╔══

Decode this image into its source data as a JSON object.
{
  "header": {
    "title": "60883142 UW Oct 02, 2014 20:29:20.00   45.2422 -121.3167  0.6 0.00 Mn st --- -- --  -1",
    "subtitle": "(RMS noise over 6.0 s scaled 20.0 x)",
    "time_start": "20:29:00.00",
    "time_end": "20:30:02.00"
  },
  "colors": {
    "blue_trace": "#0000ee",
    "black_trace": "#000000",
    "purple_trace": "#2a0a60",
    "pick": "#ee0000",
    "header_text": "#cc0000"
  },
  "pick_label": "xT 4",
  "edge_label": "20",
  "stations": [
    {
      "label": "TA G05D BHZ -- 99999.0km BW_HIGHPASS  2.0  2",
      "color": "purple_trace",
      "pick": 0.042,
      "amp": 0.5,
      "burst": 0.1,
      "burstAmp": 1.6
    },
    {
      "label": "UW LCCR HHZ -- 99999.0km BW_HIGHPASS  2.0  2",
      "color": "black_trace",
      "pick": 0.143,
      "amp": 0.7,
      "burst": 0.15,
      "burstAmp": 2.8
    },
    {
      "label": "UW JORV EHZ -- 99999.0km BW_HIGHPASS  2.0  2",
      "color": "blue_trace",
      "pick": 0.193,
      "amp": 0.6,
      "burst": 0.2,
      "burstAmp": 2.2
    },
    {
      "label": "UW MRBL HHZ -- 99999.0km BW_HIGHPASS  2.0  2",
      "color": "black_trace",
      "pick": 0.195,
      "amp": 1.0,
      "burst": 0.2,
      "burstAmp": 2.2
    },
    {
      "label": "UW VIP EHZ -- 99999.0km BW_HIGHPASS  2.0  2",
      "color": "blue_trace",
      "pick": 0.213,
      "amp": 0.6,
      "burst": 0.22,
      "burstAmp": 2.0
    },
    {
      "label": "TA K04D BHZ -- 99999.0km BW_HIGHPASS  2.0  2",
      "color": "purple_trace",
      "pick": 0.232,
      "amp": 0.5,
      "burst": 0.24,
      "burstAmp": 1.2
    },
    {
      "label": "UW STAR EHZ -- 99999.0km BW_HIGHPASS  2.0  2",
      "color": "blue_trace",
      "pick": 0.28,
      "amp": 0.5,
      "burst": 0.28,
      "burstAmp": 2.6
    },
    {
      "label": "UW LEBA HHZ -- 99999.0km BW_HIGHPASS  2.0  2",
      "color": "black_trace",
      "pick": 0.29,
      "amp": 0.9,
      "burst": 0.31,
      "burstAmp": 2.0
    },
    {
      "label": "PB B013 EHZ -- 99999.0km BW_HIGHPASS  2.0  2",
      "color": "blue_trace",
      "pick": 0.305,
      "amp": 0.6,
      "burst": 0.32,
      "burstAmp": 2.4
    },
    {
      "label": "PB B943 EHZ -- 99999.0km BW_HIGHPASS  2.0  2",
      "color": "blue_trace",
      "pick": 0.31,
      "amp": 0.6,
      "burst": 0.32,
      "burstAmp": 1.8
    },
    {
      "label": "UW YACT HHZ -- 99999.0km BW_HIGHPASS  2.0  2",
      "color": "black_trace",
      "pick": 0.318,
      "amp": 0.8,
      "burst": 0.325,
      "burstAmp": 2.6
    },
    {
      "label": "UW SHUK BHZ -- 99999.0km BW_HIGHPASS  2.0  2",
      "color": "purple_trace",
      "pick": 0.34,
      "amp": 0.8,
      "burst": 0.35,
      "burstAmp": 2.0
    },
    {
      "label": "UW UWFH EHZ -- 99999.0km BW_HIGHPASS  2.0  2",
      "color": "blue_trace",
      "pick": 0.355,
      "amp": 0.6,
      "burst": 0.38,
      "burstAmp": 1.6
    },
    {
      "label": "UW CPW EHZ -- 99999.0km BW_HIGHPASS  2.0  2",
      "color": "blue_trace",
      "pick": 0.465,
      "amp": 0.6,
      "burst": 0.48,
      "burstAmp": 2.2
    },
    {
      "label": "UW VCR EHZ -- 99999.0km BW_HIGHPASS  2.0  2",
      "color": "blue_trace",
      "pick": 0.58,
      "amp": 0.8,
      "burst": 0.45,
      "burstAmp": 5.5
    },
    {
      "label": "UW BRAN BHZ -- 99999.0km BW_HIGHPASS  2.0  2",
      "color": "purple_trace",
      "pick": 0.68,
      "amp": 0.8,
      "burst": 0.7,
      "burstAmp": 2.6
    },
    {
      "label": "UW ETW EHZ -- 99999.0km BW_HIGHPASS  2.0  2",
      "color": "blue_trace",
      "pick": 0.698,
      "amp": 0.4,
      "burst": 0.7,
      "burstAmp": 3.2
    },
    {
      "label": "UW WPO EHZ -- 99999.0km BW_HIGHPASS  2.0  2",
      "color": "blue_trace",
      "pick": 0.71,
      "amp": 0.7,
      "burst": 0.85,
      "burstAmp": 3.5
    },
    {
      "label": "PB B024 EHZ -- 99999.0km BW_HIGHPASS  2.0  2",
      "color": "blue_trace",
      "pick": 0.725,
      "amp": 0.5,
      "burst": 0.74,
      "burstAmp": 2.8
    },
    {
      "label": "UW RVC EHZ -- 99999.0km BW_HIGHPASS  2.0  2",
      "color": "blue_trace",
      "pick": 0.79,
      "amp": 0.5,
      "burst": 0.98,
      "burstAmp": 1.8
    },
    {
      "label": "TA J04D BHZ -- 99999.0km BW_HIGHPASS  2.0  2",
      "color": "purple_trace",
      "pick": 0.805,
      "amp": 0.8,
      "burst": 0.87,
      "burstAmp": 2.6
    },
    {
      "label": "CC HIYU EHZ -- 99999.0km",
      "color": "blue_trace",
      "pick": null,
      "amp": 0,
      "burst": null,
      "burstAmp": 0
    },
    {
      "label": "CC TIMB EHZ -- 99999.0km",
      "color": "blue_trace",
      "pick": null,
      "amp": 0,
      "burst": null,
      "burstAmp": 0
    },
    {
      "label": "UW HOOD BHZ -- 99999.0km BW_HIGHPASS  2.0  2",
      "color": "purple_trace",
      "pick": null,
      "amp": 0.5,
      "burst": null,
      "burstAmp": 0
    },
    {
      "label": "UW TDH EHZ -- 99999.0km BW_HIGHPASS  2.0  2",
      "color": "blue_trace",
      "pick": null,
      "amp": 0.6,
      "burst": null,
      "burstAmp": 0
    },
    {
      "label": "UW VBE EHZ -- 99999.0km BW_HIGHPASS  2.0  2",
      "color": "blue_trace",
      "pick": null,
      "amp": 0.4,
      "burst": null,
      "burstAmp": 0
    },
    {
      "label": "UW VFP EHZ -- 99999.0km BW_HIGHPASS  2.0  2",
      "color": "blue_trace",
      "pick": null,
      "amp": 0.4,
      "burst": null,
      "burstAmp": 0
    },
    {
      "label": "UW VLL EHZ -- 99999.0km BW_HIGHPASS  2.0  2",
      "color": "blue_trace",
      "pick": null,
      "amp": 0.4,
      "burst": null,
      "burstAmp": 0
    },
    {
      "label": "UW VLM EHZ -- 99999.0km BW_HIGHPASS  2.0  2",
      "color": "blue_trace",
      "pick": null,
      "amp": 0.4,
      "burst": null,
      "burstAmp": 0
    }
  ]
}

╚══

Copy all the records above precisely.

◆ **SOLUTION TO THIS TASK**:
Decode this image into its source data as a JSON object.
{
  "header": {
    "title": "60883142 UW Oct 02, 2014 20:29:20.00   45.2422 -121.3167  0.6 0.00 Mn st --- -- --  -1",
    "subtitle": "(RMS noise over 6.0 s scaled 20.0 x)",
    "time_start": "20:29:00.00",
    "time_end": "20:30:02.00"
  },
  "colors": {
    "blue_trace": "#0000ee",
    "black_trace": "#000000",
    "purple_trace": "#2a0a60",
    "pick": "#ee0000",
    "header_text": "#cc0000"
  },
  "pick_label": "xT 4",
  "edge_label": "20",
  "stations": [
    {
      "label": "TA G05D BHZ -- 99999.0km BW_HIGHPASS  2.0  2",
      "color": "purple_trace",
      "pick": 0.042,
      "amp": 0.5,
      "burst": 0.1,
      "burstAmp": 1.6
    },
    {
      "label": "UW LCCR HHZ -- 99999.0km BW_HIGHPASS  2.0  2",
      "color": "black_trace",
      "pick": 0.143,
      "amp": 0.7,
      "burst": 0.15,
      "burstAmp": 2.8
    },
    {
      "label": "UW JORV EHZ -- 99999.0km BW_HIGHPASS  2.0  2",
      "color": "blue_trace",
      "pick": 0.193,
      "amp": 0.6,
      "burst": 0.2,
      "burstAmp": 2.2
    },
    {
      "label": "UW MRBL HHZ -- 99999.0km BW_HIGHPASS  2.0  2",
      "color": "black_trace",
      "pick": 0.195,
      "amp": 1.0,
      "burst": 0.2,
      "burstAmp": 2.2
    },
    {
      "label": "UW VIP EHZ -- 99999.0km BW_HIGHPASS  2.0  2",
      "color": "blue_trace",
      "pick": 0.213,
      "amp": 0.6,
      "burst": 0.22,
      "burstAmp": 2.0
    },
    {
      "label": "TA K04D BHZ -- 99999.0km BW_HIGHPASS  2.0  2",
      "color": "purple_trace",
      "pick": 0.232,
      "amp": 0.5,
      "burst": 0.24,
      "burstAmp": 1.2
    },
    {
      "label": "UW STAR EHZ -- 99999.0km BW_HIGHPASS  2.0  2",
      "color": "blue_trace",
      "pick": 0.28,
      "amp": 0.5,
      "burst": 0.28,
      "burstAmp": 2.6
    },
    {
      "label": "UW LEBA HHZ -- 99999.0km BW_HIGHPASS  2.0  2",
      "color": "black_trace",
      "pick": 0.29,
      "amp": 0.9,
      "burst": 0.31,
      "burstAmp": 2.0
    },
    {
      "label": "PB B013 EHZ -- 99999.0km BW_HIGHPASS  2.0  2",
      "color": "blue_trace",
      "pick": 0.305,
      "amp": 0.6,
      "burst": 0.32,
      "burstAmp": 2.4
    },
    {
      "label": "PB B943 EHZ -- 99999.0km BW_HIGHPASS  2.0  2",
      "color": "blue_trace",
      "pick": 0.31,
      "amp": 0.6,
      "burst": 0.32,
      "burstAmp": 1.8
    },
    {
      "label": "UW YACT HHZ -- 99999.0km BW_HIGHPASS  2.0  2",
      "color": "black_trace",
      "pick": 0.318,
      "amp": 0.8,
      "burst": 0.325,
      "burstAmp": 2.6
    },
    {
      "label": "UW SHUK BHZ -- 99999.0km BW_HIGHPASS  2.0  2",
      "color": "purple_trace",
      "pick": 0.34,
      "amp": 0.8,
      "burst": 0.35,
      "burstAmp": 2.0
    },
    {
      "label": "UW UWFH EHZ -- 99999.0km BW_HIGHPASS  2.0  2",
      "color": "blue_trace",
      "pick": 0.355,
      "amp": 0.6,
      "burst": 0.38,
      "burstAmp": 1.6
    },
    {
      "label": "UW CPW EHZ -- 99999.0km BW_HIGHPASS  2.0  2",
      "color": "blue_trace",
      "pick": 0.465,
      "amp": 0.6,
      "burst": 0.48,
      "burstAmp": 2.2
    },
    {
      "label": "UW VCR EHZ -- 99999.0km BW_HIGHPASS  2.0  2",
      "color": "blue_trace",
      "pick": 0.58,
      "amp": 0.8,
      "burst": 0.45,
      "burstAmp": 5.5
    },
    {
      "label": "UW BRAN BHZ -- 99999.0km BW_HIGHPASS  2.0  2",
      "color": "purple_trace",
      "pick": 0.68,
      "amp": 0.8,
      "burst": 0.7,
      "burstAmp": 2.6
    },
    {
      "label": "UW ETW EHZ -- 99999.0km BW_HIGHPASS  2.0  2",
      "color": "blue_trace",
      "pick": 0.698,
      "amp": 0.4,
      "burst": 0.7,
      "burstAmp": 3.2
    },
    {
      "label": "UW WPO EHZ -- 99999.0km BW_HIGHPASS  2.0  2",
      "color": "blue_trace",
      "pick": 0.71,
      "amp": 0.7,
      "burst": 0.85,
      "burstAmp": 3.5
    },
    {
      "label": "PB B024 EHZ -- 99999.0km BW_HIGHPASS  2.0  2",
      "color": "blue_trace",
      "pick": 0.725,
      "amp": 0.5,
      "burst": 0.74,
      "burstAmp": 2.8
    },
    {
      "label": "UW RVC EHZ -- 99999.0km BW_HIGHPASS  2.0  2",
      "color": "blue_trace",
      "pick": 0.79,
      "amp": 0.5,
      "burst": 0.98,
      "burstAmp": 1.8
    },
    {
      "label": "TA J04D BHZ -- 99999.0km BW_HIGHPASS  2.0  2",
      "color": "purple_trace",
      "pick": 0.805,
      "amp": 0.8,
      "burst": 0.87,
      "burstAmp": 2.6
    },
    {
      "label": "CC HIYU EHZ -- 99999.0km",
      "color": "blue_trace",
      "pick": null,
      "amp": 0,
      "burst": null,
      "burstAmp": 0
    },
    {
      "label": "CC TIMB EHZ -- 99999.0km",
      "color": "blue_trace",
      "pick": null,
      "amp": 0,
      "burst": null,
      "burstAmp": 0
    },
    {
      "label": "UW HOOD BHZ -- 99999.0km BW_HIGHPASS  2.0  2",
      "color": "purple_trace",
      "pick": null,
      "amp": 0.5,
      "burst": null,
      "burstAmp": 0
    },
    {
      "label": "UW TDH EHZ -- 99999.0km BW_HIGHPASS  2.0  2",
      "color": "blue_trace",
      "pick": null,
      "amp": 0.6,
      "burst": null,
      "burstAmp": 0
    },
    {
      "label": "UW VBE EHZ -- 99999.0km BW_HIGHPASS  2.0  2",
      "color": "blue_trace",
      "pick": null,
      "amp": 0.4,
      "burst": null,
      "burstAmp": 0
    },
    {
      "label": "UW VFP EHZ -- 99999.0km BW_HIGHPASS  2.0  2",
      "color": "blue_trace",
      "pick": null,
      "amp": 0.4,
      "burst": null,
      "burstAmp": 0
    },
    {
      "label": "UW VLL EHZ -- 99999.0km BW_HIGHPASS  2.0  2",
      "color": "blue_trace",
      "pick": null,
      "amp": 0.4,
      "burst": null,
      "burstAmp": 0
    },
    {
      "label": "UW VLM EHZ -- 99999.0km BW_HIGHPASS  2.0  2",
      "color": "blue_trace",
      "pick": null,
      "amp": 0.4,
      "burst": null,
      "burstAmp": 0
    }
  ]
}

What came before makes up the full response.